** START OF DATA LISTING **
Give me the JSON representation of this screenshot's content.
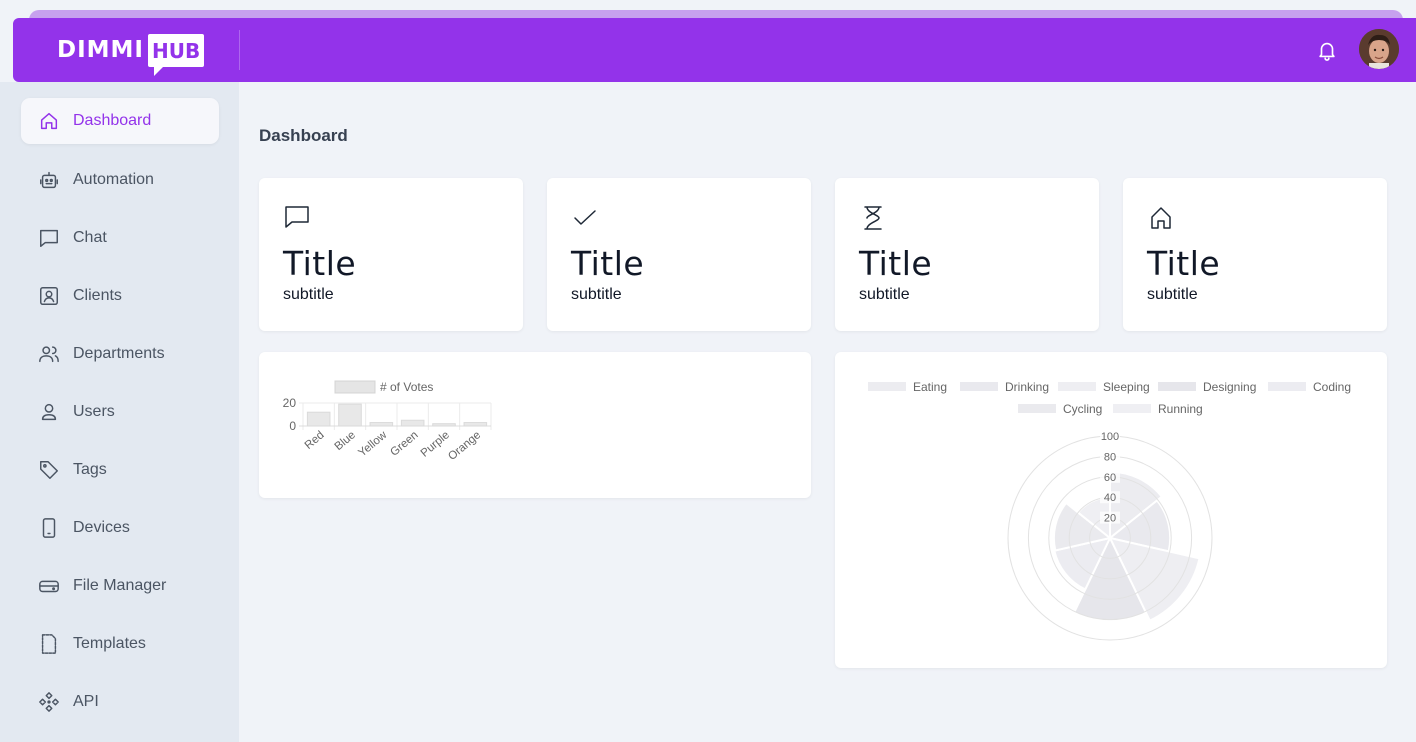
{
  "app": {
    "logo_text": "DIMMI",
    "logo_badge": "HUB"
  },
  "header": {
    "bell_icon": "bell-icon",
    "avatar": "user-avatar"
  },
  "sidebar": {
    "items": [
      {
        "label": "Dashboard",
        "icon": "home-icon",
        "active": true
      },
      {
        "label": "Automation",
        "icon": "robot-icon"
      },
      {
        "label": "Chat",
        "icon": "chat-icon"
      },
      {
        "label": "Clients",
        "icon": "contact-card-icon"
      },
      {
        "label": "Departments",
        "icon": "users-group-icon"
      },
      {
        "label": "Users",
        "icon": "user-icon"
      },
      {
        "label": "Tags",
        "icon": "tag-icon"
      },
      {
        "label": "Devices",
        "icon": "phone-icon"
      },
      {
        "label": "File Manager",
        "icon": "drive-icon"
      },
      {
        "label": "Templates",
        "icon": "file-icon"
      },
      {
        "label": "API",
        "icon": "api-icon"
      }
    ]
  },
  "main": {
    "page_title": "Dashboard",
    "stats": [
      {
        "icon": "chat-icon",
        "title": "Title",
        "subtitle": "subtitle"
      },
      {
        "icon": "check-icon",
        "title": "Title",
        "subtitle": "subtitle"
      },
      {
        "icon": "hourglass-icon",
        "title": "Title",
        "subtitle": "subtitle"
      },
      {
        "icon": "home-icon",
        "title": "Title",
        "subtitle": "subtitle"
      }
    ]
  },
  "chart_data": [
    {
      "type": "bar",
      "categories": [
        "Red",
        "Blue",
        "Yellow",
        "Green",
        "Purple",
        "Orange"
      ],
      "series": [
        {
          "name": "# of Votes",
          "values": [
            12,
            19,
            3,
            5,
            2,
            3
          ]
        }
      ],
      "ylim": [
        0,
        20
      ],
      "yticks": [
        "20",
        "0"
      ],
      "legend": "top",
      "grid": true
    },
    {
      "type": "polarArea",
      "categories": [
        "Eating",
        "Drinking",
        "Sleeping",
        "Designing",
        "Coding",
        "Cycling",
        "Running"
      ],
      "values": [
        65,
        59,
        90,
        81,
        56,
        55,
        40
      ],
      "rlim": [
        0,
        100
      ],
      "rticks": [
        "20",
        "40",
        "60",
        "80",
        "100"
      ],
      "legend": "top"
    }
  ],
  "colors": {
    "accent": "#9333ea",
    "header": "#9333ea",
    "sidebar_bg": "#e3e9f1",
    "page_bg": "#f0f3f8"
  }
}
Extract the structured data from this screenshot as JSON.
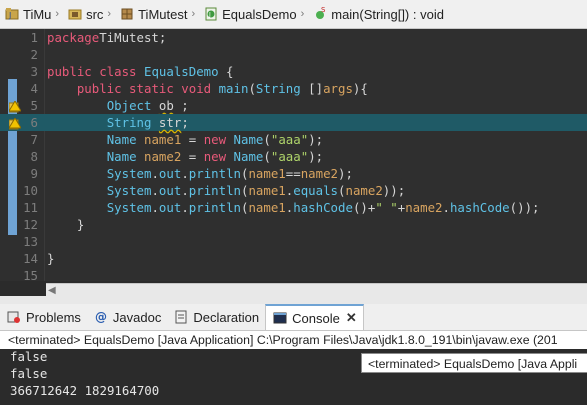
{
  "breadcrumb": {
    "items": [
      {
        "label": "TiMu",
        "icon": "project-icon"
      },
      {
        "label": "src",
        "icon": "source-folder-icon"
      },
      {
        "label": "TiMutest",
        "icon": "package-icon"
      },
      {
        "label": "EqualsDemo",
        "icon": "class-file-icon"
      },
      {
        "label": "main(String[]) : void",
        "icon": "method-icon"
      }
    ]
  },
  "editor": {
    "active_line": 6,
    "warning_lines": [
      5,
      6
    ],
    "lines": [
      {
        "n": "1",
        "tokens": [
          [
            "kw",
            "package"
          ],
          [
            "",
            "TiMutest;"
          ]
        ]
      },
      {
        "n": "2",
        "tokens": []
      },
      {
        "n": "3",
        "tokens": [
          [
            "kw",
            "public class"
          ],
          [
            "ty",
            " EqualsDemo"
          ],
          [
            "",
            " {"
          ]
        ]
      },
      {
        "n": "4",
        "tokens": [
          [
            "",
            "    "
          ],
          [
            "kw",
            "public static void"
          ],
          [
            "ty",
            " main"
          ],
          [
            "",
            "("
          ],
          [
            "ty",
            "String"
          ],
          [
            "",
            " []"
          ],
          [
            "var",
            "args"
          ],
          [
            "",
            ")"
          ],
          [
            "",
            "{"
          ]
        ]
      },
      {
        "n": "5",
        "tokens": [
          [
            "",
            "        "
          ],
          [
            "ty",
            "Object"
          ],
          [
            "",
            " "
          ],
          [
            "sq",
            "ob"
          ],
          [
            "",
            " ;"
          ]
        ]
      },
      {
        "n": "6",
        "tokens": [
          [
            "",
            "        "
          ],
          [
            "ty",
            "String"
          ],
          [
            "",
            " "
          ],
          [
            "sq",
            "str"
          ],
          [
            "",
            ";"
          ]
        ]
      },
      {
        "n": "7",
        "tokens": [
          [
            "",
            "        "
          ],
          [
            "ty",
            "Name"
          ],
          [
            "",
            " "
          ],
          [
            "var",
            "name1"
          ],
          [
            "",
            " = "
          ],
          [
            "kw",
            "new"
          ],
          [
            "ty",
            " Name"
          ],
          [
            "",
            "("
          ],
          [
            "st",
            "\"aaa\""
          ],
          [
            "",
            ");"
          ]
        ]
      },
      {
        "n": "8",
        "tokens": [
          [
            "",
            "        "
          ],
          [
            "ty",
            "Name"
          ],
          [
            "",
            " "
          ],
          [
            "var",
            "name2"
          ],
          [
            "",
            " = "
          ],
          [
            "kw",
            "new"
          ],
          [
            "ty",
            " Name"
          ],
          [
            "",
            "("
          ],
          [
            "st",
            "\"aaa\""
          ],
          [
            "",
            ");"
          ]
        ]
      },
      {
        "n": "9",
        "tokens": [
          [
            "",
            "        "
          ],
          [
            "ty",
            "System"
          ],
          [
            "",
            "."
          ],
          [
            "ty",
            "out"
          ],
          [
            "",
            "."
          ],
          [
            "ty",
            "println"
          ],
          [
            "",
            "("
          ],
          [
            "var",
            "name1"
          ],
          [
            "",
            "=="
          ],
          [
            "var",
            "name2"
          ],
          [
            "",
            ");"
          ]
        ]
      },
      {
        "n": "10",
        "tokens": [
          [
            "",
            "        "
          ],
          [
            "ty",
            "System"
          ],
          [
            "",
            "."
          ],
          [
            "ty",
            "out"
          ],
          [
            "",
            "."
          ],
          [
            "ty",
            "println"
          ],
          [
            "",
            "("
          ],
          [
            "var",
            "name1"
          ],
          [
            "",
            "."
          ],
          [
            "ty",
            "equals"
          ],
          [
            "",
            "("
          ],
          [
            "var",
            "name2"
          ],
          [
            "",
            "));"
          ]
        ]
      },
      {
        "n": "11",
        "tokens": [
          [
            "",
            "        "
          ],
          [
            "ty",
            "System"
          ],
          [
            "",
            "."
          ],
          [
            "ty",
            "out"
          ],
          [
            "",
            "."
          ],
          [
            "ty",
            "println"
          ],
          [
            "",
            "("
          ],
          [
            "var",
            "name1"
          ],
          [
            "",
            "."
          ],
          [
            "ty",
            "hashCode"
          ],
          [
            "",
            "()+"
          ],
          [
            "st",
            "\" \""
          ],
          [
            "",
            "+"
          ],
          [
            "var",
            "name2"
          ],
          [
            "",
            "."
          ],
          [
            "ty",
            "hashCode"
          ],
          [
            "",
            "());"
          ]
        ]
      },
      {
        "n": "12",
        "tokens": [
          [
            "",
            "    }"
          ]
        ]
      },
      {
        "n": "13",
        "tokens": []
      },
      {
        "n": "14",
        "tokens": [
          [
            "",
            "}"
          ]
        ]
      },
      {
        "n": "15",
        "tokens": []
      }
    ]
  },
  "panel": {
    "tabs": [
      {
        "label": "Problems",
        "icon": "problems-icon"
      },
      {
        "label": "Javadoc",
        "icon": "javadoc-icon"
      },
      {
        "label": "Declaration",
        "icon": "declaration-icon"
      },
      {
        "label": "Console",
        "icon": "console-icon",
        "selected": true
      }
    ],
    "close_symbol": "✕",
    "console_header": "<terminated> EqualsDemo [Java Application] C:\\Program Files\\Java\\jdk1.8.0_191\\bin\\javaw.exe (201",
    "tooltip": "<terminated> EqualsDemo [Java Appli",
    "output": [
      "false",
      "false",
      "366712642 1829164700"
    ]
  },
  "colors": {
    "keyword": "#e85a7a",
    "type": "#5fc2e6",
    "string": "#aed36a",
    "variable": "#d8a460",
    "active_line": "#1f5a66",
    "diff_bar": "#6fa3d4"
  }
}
** END OF DATA LISTING **
**TASK REQUIREMENTS**
Pull out every line of the records that includes the string "this".

**THE OUTPUT**
Give me the JSON representation of this screenshot's content.
Extract the structured data from this screenshot as JSON.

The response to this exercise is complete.